**AIM**:
Starting at the line containing "342, 48, 359]" and ending at the line containing "269, 345, 286]", reproduce those lines of the items below with "issuer city" swapped for "issuer town" and everything else left as is.

#####

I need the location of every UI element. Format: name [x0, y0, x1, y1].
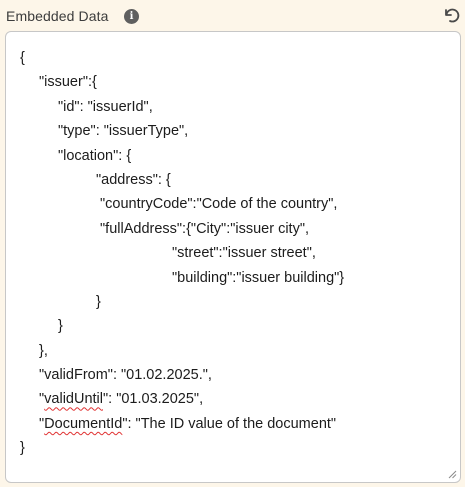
- code-line: },: [39, 342, 48, 359]
- json-content: { "issuer":{ "id": "issuerId", "type": "iss…: [20, 46, 344, 461]
- panel-title: Embedded Data: [6, 8, 109, 24]
- code-line: {: [20, 50, 25, 66]
- code-line: }: [58, 318, 63, 335]
- spellcheck-error[interactable]: DocumentId: [44, 416, 122, 432]
- code-line: "validUntil": "01.03.2025",: [20, 387, 344, 411]
- code-line: }: [20, 440, 25, 457]
- code-line: "fullAddress":{"City":"issuer city",: [96, 220, 309, 237]
- code-line-text: ": "The ID value of the document": [122, 415, 337, 432]
- code-line: "building":"issuer building"}: [172, 269, 345, 286]
- embedded-data-textarea[interactable]: { "issuer":{ "id": "issuerId", "type": "iss…: [5, 31, 461, 483]
- code-line: "issuer":{: [39, 74, 97, 91]
- code-line: "street":"issuer street",: [172, 245, 316, 262]
- undo-icon[interactable]: [442, 6, 460, 24]
- embedded-data-panel: Embedded Data i { "issuer":{ "id": "issuer…: [0, 0, 465, 487]
- code-line: "id": "issuerId",: [58, 98, 153, 115]
- info-icon[interactable]: i: [124, 9, 139, 24]
- code-line: "countryCode":"Code of the country",: [96, 196, 338, 213]
- spellcheck-error[interactable]: validUntil: [44, 391, 103, 407]
- code-line: }: [96, 293, 101, 310]
- code-line: "DocumentId": "The ID value of the docum…: [20, 412, 344, 436]
- code-line-text: ": "01.03.2025",: [103, 391, 204, 408]
- code-line: "validFrom": "01.02.2025.",: [39, 367, 212, 384]
- code-line: "location": {: [58, 147, 132, 164]
- code-line: "address": {: [96, 171, 171, 188]
- resize-handle-icon[interactable]: [447, 469, 457, 479]
- panel-header: Embedded Data i: [0, 0, 465, 32]
- code-line: "type": "issuerType",: [58, 123, 189, 140]
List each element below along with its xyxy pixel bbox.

#####

**RESPONSE**:
- code-line: },: [39, 342, 48, 359]
- json-content: { "issuer":{ "id": "issuerId", "type": "iss…: [20, 46, 344, 461]
- panel-title: Embedded Data: [6, 8, 109, 24]
- code-line: {: [20, 50, 25, 66]
- code-line: }: [58, 318, 63, 335]
- spellcheck-error[interactable]: DocumentId: [44, 416, 122, 432]
- code-line: "validUntil": "01.03.2025",: [20, 387, 344, 411]
- code-line: }: [20, 440, 25, 457]
- code-line: "fullAddress":{"City":"issuer town",: [96, 220, 309, 237]
- code-line-text: ": "The ID value of the document": [122, 415, 337, 432]
- code-line: "building":"issuer building"}: [172, 269, 345, 286]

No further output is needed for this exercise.